[Extracted records]
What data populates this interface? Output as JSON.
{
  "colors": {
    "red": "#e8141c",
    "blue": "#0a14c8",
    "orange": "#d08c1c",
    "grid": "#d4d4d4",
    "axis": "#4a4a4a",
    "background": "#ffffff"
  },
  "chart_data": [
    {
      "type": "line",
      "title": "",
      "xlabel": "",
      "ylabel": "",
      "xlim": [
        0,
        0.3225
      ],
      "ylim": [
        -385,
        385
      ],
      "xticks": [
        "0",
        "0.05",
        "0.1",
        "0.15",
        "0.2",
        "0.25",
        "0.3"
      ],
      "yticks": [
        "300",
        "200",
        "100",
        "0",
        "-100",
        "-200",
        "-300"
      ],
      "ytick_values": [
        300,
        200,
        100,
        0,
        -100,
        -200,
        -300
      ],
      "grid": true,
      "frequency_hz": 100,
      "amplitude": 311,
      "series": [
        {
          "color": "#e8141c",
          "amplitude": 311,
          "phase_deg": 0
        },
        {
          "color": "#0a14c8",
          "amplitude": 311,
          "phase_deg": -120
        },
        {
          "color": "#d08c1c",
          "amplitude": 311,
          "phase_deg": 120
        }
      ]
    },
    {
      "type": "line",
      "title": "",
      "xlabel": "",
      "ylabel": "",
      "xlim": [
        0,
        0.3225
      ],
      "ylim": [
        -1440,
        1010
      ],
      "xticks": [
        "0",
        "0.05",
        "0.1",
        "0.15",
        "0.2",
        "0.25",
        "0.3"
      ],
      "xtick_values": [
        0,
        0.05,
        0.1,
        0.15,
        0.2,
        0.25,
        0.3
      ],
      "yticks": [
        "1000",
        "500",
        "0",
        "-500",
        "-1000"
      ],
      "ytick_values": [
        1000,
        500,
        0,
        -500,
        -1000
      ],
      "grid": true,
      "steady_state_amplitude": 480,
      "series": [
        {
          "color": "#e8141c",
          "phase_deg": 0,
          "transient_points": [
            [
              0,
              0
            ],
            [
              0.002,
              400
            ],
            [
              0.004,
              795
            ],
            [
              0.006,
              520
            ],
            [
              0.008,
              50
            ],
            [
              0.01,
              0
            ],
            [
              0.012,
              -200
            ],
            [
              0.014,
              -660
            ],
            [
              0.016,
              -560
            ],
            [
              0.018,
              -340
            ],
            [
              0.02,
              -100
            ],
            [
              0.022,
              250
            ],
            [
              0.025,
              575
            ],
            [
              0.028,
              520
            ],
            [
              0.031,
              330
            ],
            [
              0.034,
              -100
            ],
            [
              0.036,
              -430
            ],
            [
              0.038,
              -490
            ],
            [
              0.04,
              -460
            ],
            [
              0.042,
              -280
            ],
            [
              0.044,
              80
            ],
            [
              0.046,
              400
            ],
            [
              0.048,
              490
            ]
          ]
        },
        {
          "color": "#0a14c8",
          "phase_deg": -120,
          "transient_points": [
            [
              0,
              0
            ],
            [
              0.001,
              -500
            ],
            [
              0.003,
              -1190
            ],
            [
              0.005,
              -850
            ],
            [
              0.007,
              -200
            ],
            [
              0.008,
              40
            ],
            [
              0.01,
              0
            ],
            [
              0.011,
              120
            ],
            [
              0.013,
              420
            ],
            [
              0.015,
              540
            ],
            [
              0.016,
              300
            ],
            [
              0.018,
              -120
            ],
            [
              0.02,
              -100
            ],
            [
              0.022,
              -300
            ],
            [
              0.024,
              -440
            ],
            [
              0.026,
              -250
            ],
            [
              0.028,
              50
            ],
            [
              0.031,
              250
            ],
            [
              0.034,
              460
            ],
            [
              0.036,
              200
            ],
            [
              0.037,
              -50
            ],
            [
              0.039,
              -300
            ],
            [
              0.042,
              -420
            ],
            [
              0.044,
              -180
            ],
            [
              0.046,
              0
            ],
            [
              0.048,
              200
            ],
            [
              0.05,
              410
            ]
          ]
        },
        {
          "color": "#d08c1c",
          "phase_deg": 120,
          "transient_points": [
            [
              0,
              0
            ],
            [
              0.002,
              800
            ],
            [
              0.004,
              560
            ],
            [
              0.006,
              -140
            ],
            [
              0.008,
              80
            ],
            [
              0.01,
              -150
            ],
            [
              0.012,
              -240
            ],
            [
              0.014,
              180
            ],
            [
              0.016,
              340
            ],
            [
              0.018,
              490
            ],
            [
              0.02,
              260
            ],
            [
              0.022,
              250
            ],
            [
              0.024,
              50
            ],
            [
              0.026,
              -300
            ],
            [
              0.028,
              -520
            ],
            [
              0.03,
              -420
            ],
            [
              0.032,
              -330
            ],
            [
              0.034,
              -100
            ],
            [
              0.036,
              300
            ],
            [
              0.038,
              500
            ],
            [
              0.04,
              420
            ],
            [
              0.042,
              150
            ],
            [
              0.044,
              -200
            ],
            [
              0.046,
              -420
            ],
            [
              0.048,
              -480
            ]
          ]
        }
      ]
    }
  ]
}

What is asked -> Could you quote the material above in full, exactly as it stands?

Written response ->
What data populates this interface? Output as JSON.
{
  "colors": {
    "red": "#e8141c",
    "blue": "#0a14c8",
    "orange": "#d08c1c",
    "grid": "#d4d4d4",
    "axis": "#4a4a4a",
    "background": "#ffffff"
  },
  "chart_data": [
    {
      "type": "line",
      "title": "",
      "xlabel": "",
      "ylabel": "",
      "xlim": [
        0,
        0.3225
      ],
      "ylim": [
        -385,
        385
      ],
      "xticks": [
        "0",
        "0.05",
        "0.1",
        "0.15",
        "0.2",
        "0.25",
        "0.3"
      ],
      "yticks": [
        "300",
        "200",
        "100",
        "0",
        "-100",
        "-200",
        "-300"
      ],
      "ytick_values": [
        300,
        200,
        100,
        0,
        -100,
        -200,
        -300
      ],
      "grid": true,
      "frequency_hz": 100,
      "amplitude": 311,
      "series": [
        {
          "color": "#e8141c",
          "amplitude": 311,
          "phase_deg": 0
        },
        {
          "color": "#0a14c8",
          "amplitude": 311,
          "phase_deg": -120
        },
        {
          "color": "#d08c1c",
          "amplitude": 311,
          "phase_deg": 120
        }
      ]
    },
    {
      "type": "line",
      "title": "",
      "xlabel": "",
      "ylabel": "",
      "xlim": [
        0,
        0.3225
      ],
      "ylim": [
        -1440,
        1010
      ],
      "xticks": [
        "0",
        "0.05",
        "0.1",
        "0.15",
        "0.2",
        "0.25",
        "0.3"
      ],
      "xtick_values": [
        0,
        0.05,
        0.1,
        0.15,
        0.2,
        0.25,
        0.3
      ],
      "yticks": [
        "1000",
        "500",
        "0",
        "-500",
        "-1000"
      ],
      "ytick_values": [
        1000,
        500,
        0,
        -500,
        -1000
      ],
      "grid": true,
      "steady_state_amplitude": 480,
      "series": [
        {
          "color": "#e8141c",
          "phase_deg": 0,
          "transient_points": [
            [
              0,
              0
            ],
            [
              0.002,
              400
            ],
            [
              0.004,
              795
            ],
            [
              0.006,
              520
            ],
            [
              0.008,
              50
            ],
            [
              0.01,
              0
            ],
            [
              0.012,
              -200
            ],
            [
              0.014,
              -660
            ],
            [
              0.016,
              -560
            ],
            [
              0.018,
              -340
            ],
            [
              0.02,
              -100
            ],
            [
              0.022,
              250
            ],
            [
              0.025,
              575
            ],
            [
              0.028,
              520
            ],
            [
              0.031,
              330
            ],
            [
              0.034,
              -100
            ],
            [
              0.036,
              -430
            ],
            [
              0.038,
              -490
            ],
            [
              0.04,
              -460
            ],
            [
              0.042,
              -280
            ],
            [
              0.044,
              80
            ],
            [
              0.046,
              400
            ],
            [
              0.048,
              490
            ]
          ]
        },
        {
          "color": "#0a14c8",
          "phase_deg": -120,
          "transient_points": [
            [
              0,
              0
            ],
            [
              0.001,
              -500
            ],
            [
              0.003,
              -1190
            ],
            [
              0.005,
              -850
            ],
            [
              0.007,
              -200
            ],
            [
              0.008,
              40
            ],
            [
              0.01,
              0
            ],
            [
              0.011,
              120
            ],
            [
              0.013,
              420
            ],
            [
              0.015,
              540
            ],
            [
              0.016,
              300
            ],
            [
              0.018,
              -120
            ],
            [
              0.02,
              -100
            ],
            [
              0.022,
              -300
            ],
            [
              0.024,
              -440
            ],
            [
              0.026,
              -250
            ],
            [
              0.028,
              50
            ],
            [
              0.031,
              250
            ],
            [
              0.034,
              460
            ],
            [
              0.036,
              200
            ],
            [
              0.037,
              -50
            ],
            [
              0.039,
              -300
            ],
            [
              0.042,
              -420
            ],
            [
              0.044,
              -180
            ],
            [
              0.046,
              0
            ],
            [
              0.048,
              200
            ],
            [
              0.05,
              410
            ]
          ]
        },
        {
          "color": "#d08c1c",
          "phase_deg": 120,
          "transient_points": [
            [
              0,
              0
            ],
            [
              0.002,
              800
            ],
            [
              0.004,
              560
            ],
            [
              0.006,
              -140
            ],
            [
              0.008,
              80
            ],
            [
              0.01,
              -150
            ],
            [
              0.012,
              -240
            ],
            [
              0.014,
              180
            ],
            [
              0.016,
              340
            ],
            [
              0.018,
              490
            ],
            [
              0.02,
              260
            ],
            [
              0.022,
              250
            ],
            [
              0.024,
              50
            ],
            [
              0.026,
              -300
            ],
            [
              0.028,
              -520
            ],
            [
              0.03,
              -420
            ],
            [
              0.032,
              -330
            ],
            [
              0.034,
              -100
            ],
            [
              0.036,
              300
            ],
            [
              0.038,
              500
            ],
            [
              0.04,
              420
            ],
            [
              0.042,
              150
            ],
            [
              0.044,
              -200
            ],
            [
              0.046,
              -420
            ],
            [
              0.048,
              -480
            ]
          ]
        }
      ]
    }
  ]
}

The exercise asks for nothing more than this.